◆ Stated goal ◆
Reproduce word for word the stretch of the blog post on work disincentives and unemployment insurance from "Veronique de Rugy" through "period of employment.".

◆ Page extract ◆
────────────────────────────────────────

Wesley Mouch watch

Casey Mulligan writes,

Largely by stepping toward an economy in which workers bear the burden of distributing healthcare and housing with little regard to ability or willingness to pay, the Build Back Better bill (BBB) would implement the single largest permanent increase in work disincentives since the income tax came into its own during World War II.

The implicit employment and income taxes in BBB would increase marginal tax rates on work by about 7 percentage points. I expect that such a change in the disincentive would reduce full-time equivalent employment by about 4.5%, or about 7 million jobs.

A better form of unemployment insurance?

Veronique de Rugy writes,

Personal Unemployment Insurance Accounts (PISAs) were pioneered by Chile in 2002. The accounts are financed through a payroll‐​tax contribution from both the employer and employee and are individually owned by workers. During spells of unemployment, idled workers can make withdrawals to compensate for the loss to their incomes, but when employed they continue to build their balances. At retirement, workers can use the balances in these accounts to bolster their retirement income or transfer the funds to their heirs. The program includes a solidarity fund — a public safety net — financed by employers and the government. Unemployed workers can receive payment from the solidarity fund when their own savings are insufficient to cover their period of employment.

────────────────────────────────────────

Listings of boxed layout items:
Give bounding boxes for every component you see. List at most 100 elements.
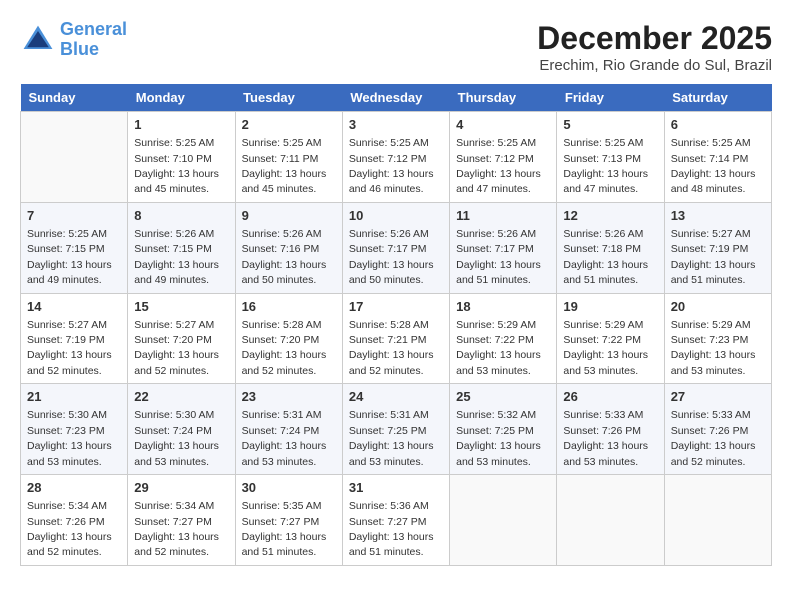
- day-number: 29: [134, 479, 228, 497]
- logo-icon: [20, 22, 56, 58]
- day-info: Sunrise: 5:29 AMSunset: 7:23 PMDaylight:…: [671, 319, 756, 377]
- day-number: 23: [242, 388, 336, 406]
- calendar-cell: 22 Sunrise: 5:30 AMSunset: 7:24 PMDaylig…: [128, 384, 235, 475]
- week-row-3: 14 Sunrise: 5:27 AMSunset: 7:19 PMDaylig…: [21, 293, 772, 384]
- location: Erechim, Rio Grande do Sul, Brazil: [537, 57, 772, 74]
- calendar-cell: 30 Sunrise: 5:35 AMSunset: 7:27 PMDaylig…: [235, 475, 342, 566]
- day-info: Sunrise: 5:25 AMSunset: 7:12 PMDaylight:…: [456, 137, 541, 195]
- day-info: Sunrise: 5:25 AMSunset: 7:14 PMDaylight:…: [671, 137, 756, 195]
- title-block: December 2025 Erechim, Rio Grande do Sul…: [537, 20, 772, 74]
- calendar-cell: 10 Sunrise: 5:26 AMSunset: 7:17 PMDaylig…: [342, 202, 449, 293]
- day-number: 2: [242, 116, 336, 134]
- weekday-header-saturday: Saturday: [664, 84, 771, 112]
- calendar-cell: 31 Sunrise: 5:36 AMSunset: 7:27 PMDaylig…: [342, 475, 449, 566]
- weekday-header-monday: Monday: [128, 84, 235, 112]
- calendar-cell: 15 Sunrise: 5:27 AMSunset: 7:20 PMDaylig…: [128, 293, 235, 384]
- calendar-cell: [557, 475, 664, 566]
- calendar-cell: 24 Sunrise: 5:31 AMSunset: 7:25 PMDaylig…: [342, 384, 449, 475]
- day-info: Sunrise: 5:31 AMSunset: 7:24 PMDaylight:…: [242, 409, 327, 467]
- day-info: Sunrise: 5:26 AMSunset: 7:17 PMDaylight:…: [456, 228, 541, 286]
- calendar-cell: 11 Sunrise: 5:26 AMSunset: 7:17 PMDaylig…: [450, 202, 557, 293]
- day-number: 4: [456, 116, 550, 134]
- calendar-cell: 17 Sunrise: 5:28 AMSunset: 7:21 PMDaylig…: [342, 293, 449, 384]
- day-info: Sunrise: 5:26 AMSunset: 7:16 PMDaylight:…: [242, 228, 327, 286]
- day-number: 22: [134, 388, 228, 406]
- day-info: Sunrise: 5:28 AMSunset: 7:21 PMDaylight:…: [349, 319, 434, 377]
- day-number: 20: [671, 298, 765, 316]
- calendar-cell: 4 Sunrise: 5:25 AMSunset: 7:12 PMDayligh…: [450, 112, 557, 203]
- week-row-4: 21 Sunrise: 5:30 AMSunset: 7:23 PMDaylig…: [21, 384, 772, 475]
- day-number: 18: [456, 298, 550, 316]
- day-info: Sunrise: 5:25 AMSunset: 7:10 PMDaylight:…: [134, 137, 219, 195]
- calendar-cell: 14 Sunrise: 5:27 AMSunset: 7:19 PMDaylig…: [21, 293, 128, 384]
- day-info: Sunrise: 5:26 AMSunset: 7:15 PMDaylight:…: [134, 228, 219, 286]
- week-row-1: 1 Sunrise: 5:25 AMSunset: 7:10 PMDayligh…: [21, 112, 772, 203]
- day-info: Sunrise: 5:30 AMSunset: 7:23 PMDaylight:…: [27, 409, 112, 467]
- calendar-cell: [664, 475, 771, 566]
- week-row-2: 7 Sunrise: 5:25 AMSunset: 7:15 PMDayligh…: [21, 202, 772, 293]
- day-number: 3: [349, 116, 443, 134]
- day-info: Sunrise: 5:33 AMSunset: 7:26 PMDaylight:…: [671, 409, 756, 467]
- day-info: Sunrise: 5:33 AMSunset: 7:26 PMDaylight:…: [563, 409, 648, 467]
- calendar-cell: 5 Sunrise: 5:25 AMSunset: 7:13 PMDayligh…: [557, 112, 664, 203]
- calendar-cell: 29 Sunrise: 5:34 AMSunset: 7:27 PMDaylig…: [128, 475, 235, 566]
- calendar-cell: 28 Sunrise: 5:34 AMSunset: 7:26 PMDaylig…: [21, 475, 128, 566]
- day-info: Sunrise: 5:25 AMSunset: 7:12 PMDaylight:…: [349, 137, 434, 195]
- calendar-cell: 19 Sunrise: 5:29 AMSunset: 7:22 PMDaylig…: [557, 293, 664, 384]
- day-number: 12: [563, 207, 657, 225]
- calendar-cell: 1 Sunrise: 5:25 AMSunset: 7:10 PMDayligh…: [128, 112, 235, 203]
- logo: General Blue: [20, 20, 127, 60]
- calendar-cell: 27 Sunrise: 5:33 AMSunset: 7:26 PMDaylig…: [664, 384, 771, 475]
- logo-text: General Blue: [60, 20, 127, 60]
- day-number: 27: [671, 388, 765, 406]
- day-info: Sunrise: 5:25 AMSunset: 7:11 PMDaylight:…: [242, 137, 327, 195]
- calendar-cell: [21, 112, 128, 203]
- weekday-header-wednesday: Wednesday: [342, 84, 449, 112]
- calendar-cell: 20 Sunrise: 5:29 AMSunset: 7:23 PMDaylig…: [664, 293, 771, 384]
- calendar-cell: 16 Sunrise: 5:28 AMSunset: 7:20 PMDaylig…: [235, 293, 342, 384]
- day-number: 17: [349, 298, 443, 316]
- calendar-cell: 7 Sunrise: 5:25 AMSunset: 7:15 PMDayligh…: [21, 202, 128, 293]
- calendar-cell: 3 Sunrise: 5:25 AMSunset: 7:12 PMDayligh…: [342, 112, 449, 203]
- day-number: 14: [27, 298, 121, 316]
- day-info: Sunrise: 5:28 AMSunset: 7:20 PMDaylight:…: [242, 319, 327, 377]
- day-info: Sunrise: 5:25 AMSunset: 7:13 PMDaylight:…: [563, 137, 648, 195]
- calendar-cell: 25 Sunrise: 5:32 AMSunset: 7:25 PMDaylig…: [450, 384, 557, 475]
- day-number: 24: [349, 388, 443, 406]
- day-info: Sunrise: 5:29 AMSunset: 7:22 PMDaylight:…: [563, 319, 648, 377]
- day-number: 19: [563, 298, 657, 316]
- page-header: General Blue December 2025 Erechim, Rio …: [20, 20, 772, 74]
- day-number: 21: [27, 388, 121, 406]
- day-number: 25: [456, 388, 550, 406]
- day-info: Sunrise: 5:27 AMSunset: 7:20 PMDaylight:…: [134, 319, 219, 377]
- day-number: 5: [563, 116, 657, 134]
- day-number: 6: [671, 116, 765, 134]
- day-info: Sunrise: 5:27 AMSunset: 7:19 PMDaylight:…: [671, 228, 756, 286]
- day-number: 10: [349, 207, 443, 225]
- weekday-header-sunday: Sunday: [21, 84, 128, 112]
- day-info: Sunrise: 5:35 AMSunset: 7:27 PMDaylight:…: [242, 500, 327, 558]
- weekday-header-thursday: Thursday: [450, 84, 557, 112]
- calendar-cell: [450, 475, 557, 566]
- day-info: Sunrise: 5:32 AMSunset: 7:25 PMDaylight:…: [456, 409, 541, 467]
- month-title: December 2025: [537, 20, 772, 57]
- calendar-cell: 18 Sunrise: 5:29 AMSunset: 7:22 PMDaylig…: [450, 293, 557, 384]
- day-info: Sunrise: 5:26 AMSunset: 7:18 PMDaylight:…: [563, 228, 648, 286]
- day-info: Sunrise: 5:30 AMSunset: 7:24 PMDaylight:…: [134, 409, 219, 467]
- calendar-cell: 12 Sunrise: 5:26 AMSunset: 7:18 PMDaylig…: [557, 202, 664, 293]
- day-info: Sunrise: 5:26 AMSunset: 7:17 PMDaylight:…: [349, 228, 434, 286]
- day-number: 11: [456, 207, 550, 225]
- calendar-cell: 2 Sunrise: 5:25 AMSunset: 7:11 PMDayligh…: [235, 112, 342, 203]
- logo-general: General: [60, 19, 127, 39]
- calendar-table: SundayMondayTuesdayWednesdayThursdayFrid…: [20, 84, 772, 566]
- day-number: 30: [242, 479, 336, 497]
- day-number: 9: [242, 207, 336, 225]
- day-info: Sunrise: 5:29 AMSunset: 7:22 PMDaylight:…: [456, 319, 541, 377]
- day-info: Sunrise: 5:34 AMSunset: 7:27 PMDaylight:…: [134, 500, 219, 558]
- day-number: 1: [134, 116, 228, 134]
- weekday-header-tuesday: Tuesday: [235, 84, 342, 112]
- calendar-cell: 9 Sunrise: 5:26 AMSunset: 7:16 PMDayligh…: [235, 202, 342, 293]
- calendar-cell: 21 Sunrise: 5:30 AMSunset: 7:23 PMDaylig…: [21, 384, 128, 475]
- day-info: Sunrise: 5:25 AMSunset: 7:15 PMDaylight:…: [27, 228, 112, 286]
- day-number: 8: [134, 207, 228, 225]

────────────────────────────────────────

◆ Written reply ◆
Veronique de Rugy writes,

Personal Unemployment Insurance Accounts (PISAs) were pioneered by Chile in 2002. The accounts are financed through a payroll‐​tax contribution from both the employer and employee and are individually owned by workers. During spells of unemployment, idled workers can make withdrawals to compensate for the loss to their incomes, but when employed they continue to build their balances. At retirement, workers can use the balances in these accounts to bolster their retirement income or transfer the funds to their heirs. The program includes a solidarity fund — a public safety net — financed by employers and the government. Unemployed workers can receive payment from the solidarity fund when their own savings are insufficient to cover their period of employment.